*** RECORDS FOR THE TASK ***
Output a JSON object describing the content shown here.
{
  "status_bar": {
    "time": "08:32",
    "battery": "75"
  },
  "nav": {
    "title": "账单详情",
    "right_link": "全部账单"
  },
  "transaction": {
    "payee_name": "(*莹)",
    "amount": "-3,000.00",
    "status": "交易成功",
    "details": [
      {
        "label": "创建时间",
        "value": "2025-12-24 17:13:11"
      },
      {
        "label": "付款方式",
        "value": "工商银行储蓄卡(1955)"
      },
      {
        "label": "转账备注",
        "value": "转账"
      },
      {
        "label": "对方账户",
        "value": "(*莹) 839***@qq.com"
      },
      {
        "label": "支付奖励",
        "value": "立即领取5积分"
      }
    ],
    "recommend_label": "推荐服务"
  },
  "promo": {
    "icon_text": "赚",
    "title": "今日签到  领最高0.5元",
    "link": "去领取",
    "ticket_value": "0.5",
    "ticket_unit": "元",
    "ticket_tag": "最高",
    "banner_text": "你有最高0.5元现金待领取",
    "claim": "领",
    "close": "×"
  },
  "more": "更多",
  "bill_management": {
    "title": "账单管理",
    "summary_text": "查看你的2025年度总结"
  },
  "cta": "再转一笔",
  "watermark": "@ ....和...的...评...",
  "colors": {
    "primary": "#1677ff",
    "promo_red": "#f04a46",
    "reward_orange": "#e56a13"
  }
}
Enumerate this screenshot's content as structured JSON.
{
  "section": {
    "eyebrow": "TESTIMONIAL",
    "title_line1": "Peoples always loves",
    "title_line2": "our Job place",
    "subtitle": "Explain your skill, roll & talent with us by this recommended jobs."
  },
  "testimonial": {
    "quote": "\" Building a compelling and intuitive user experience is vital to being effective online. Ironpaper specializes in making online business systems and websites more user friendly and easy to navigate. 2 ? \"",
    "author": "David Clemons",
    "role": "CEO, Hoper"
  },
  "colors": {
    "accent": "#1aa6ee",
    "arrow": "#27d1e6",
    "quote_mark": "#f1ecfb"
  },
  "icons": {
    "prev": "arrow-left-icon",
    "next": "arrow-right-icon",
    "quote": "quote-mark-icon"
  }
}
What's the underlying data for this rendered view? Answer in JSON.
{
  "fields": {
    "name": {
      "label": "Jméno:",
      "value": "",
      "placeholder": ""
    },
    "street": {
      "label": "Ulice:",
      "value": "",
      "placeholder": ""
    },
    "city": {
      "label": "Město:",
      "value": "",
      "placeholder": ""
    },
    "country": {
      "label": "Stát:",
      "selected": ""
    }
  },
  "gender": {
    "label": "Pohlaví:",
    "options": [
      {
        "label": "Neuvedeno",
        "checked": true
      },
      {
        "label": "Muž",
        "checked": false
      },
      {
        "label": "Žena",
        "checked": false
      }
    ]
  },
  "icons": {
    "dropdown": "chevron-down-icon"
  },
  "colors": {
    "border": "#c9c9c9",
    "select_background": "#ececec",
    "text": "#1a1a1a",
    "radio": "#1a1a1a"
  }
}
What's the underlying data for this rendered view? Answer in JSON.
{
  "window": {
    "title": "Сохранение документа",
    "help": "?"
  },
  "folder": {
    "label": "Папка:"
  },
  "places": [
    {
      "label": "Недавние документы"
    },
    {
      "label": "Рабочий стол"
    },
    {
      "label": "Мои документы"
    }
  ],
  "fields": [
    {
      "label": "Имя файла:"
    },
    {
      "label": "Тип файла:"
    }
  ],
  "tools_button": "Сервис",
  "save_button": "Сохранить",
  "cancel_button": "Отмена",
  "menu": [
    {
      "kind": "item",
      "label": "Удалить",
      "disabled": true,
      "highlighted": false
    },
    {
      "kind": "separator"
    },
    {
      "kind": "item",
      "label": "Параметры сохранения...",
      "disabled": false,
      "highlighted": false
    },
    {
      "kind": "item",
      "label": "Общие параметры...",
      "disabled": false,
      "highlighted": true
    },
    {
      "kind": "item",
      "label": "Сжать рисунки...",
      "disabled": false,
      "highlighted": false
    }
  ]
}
***
▶ [PROBLEM TO WORK ON]:
Go through the listing and copy all of it exactly.

▶ [THE ANSWER]:
Output a JSON object describing the content shown here.
{
  "status_bar": {
    "time": "08:32",
    "battery": "75"
  },
  "nav": {
    "title": "账单详情",
    "right_link": "全部账单"
  },
  "transaction": {
    "payee_name": "(*莹)",
    "amount": "-3,000.00",
    "status": "交易成功",
    "details": [
      {
        "label": "创建时间",
        "value": "2025-12-24 17:13:11"
      },
      {
        "label": "付款方式",
        "value": "工商银行储蓄卡(1955)"
      },
      {
        "label": "转账备注",
        "value": "转账"
      },
      {
        "label": "对方账户",
        "value": "(*莹) 839***@qq.com"
      },
      {
        "label": "支付奖励",
        "value": "立即领取5积分"
      }
    ],
    "recommend_label": "推荐服务"
  },
  "promo": {
    "icon_text": "赚",
    "title": "今日签到  领最高0.5元",
    "link": "去领取",
    "ticket_value": "0.5",
    "ticket_unit": "元",
    "ticket_tag": "最高",
    "banner_text": "你有最高0.5元现金待领取",
    "claim": "领",
    "close": "×"
  },
  "more": "更多",
  "bill_management": {
    "title": "账单管理",
    "summary_text": "查看你的2025年度总结"
  },
  "cta": "再转一笔",
  "watermark": "@ ....和...的...评...",
  "colors": {
    "primary": "#1677ff",
    "promo_red": "#f04a46",
    "reward_orange": "#e56a13"
  }
}
Enumerate this screenshot's content as structured JSON.
{
  "section": {
    "eyebrow": "TESTIMONIAL",
    "title_line1": "Peoples always loves",
    "title_line2": "our Job place",
    "subtitle": "Explain your skill, roll & talent with us by this recommended jobs."
  },
  "testimonial": {
    "quote": "\" Building a compelling and intuitive user experience is vital to being effective online. Ironpaper specializes in making online business systems and websites more user friendly and easy to navigate. 2 ? \"",
    "author": "David Clemons",
    "role": "CEO, Hoper"
  },
  "colors": {
    "accent": "#1aa6ee",
    "arrow": "#27d1e6",
    "quote_mark": "#f1ecfb"
  },
  "icons": {
    "prev": "arrow-left-icon",
    "next": "arrow-right-icon",
    "quote": "quote-mark-icon"
  }
}
What's the underlying data for this rendered view? Answer in JSON.
{
  "fields": {
    "name": {
      "label": "Jméno:",
      "value": "",
      "placeholder": ""
    },
    "street": {
      "label": "Ulice:",
      "value": "",
      "placeholder": ""
    },
    "city": {
      "label": "Město:",
      "value": "",
      "placeholder": ""
    },
    "country": {
      "label": "Stát:",
      "selected": ""
    }
  },
  "gender": {
    "label": "Pohlaví:",
    "options": [
      {
        "label": "Neuvedeno",
        "checked": true
      },
      {
        "label": "Muž",
        "checked": false
      },
      {
        "label": "Žena",
        "checked": false
      }
    ]
  },
  "icons": {
    "dropdown": "chevron-down-icon"
  },
  "colors": {
    "border": "#c9c9c9",
    "select_background": "#ececec",
    "text": "#1a1a1a",
    "radio": "#1a1a1a"
  }
}
What's the underlying data for this rendered view? Answer in JSON.
{
  "window": {
    "title": "Сохранение документа",
    "help": "?"
  },
  "folder": {
    "label": "Папка:"
  },
  "places": [
    {
      "label": "Недавние документы"
    },
    {
      "label": "Рабочий стол"
    },
    {
      "label": "Мои документы"
    }
  ],
  "fields": [
    {
      "label": "Имя файла:"
    },
    {
      "label": "Тип файла:"
    }
  ],
  "tools_button": "Сервис",
  "save_button": "Сохранить",
  "cancel_button": "Отмена",
  "menu": [
    {
      "kind": "item",
      "label": "Удалить",
      "disabled": true,
      "highlighted": false
    },
    {
      "kind": "separator"
    },
    {
      "kind": "item",
      "label": "Параметры сохранения...",
      "disabled": false,
      "highlighted": false
    },
    {
      "kind": "item",
      "label": "Общие параметры...",
      "disabled": false,
      "highlighted": true
    },
    {
      "kind": "item",
      "label": "Сжать рисунки...",
      "disabled": false,
      "highlighted": false
    }
  ]
}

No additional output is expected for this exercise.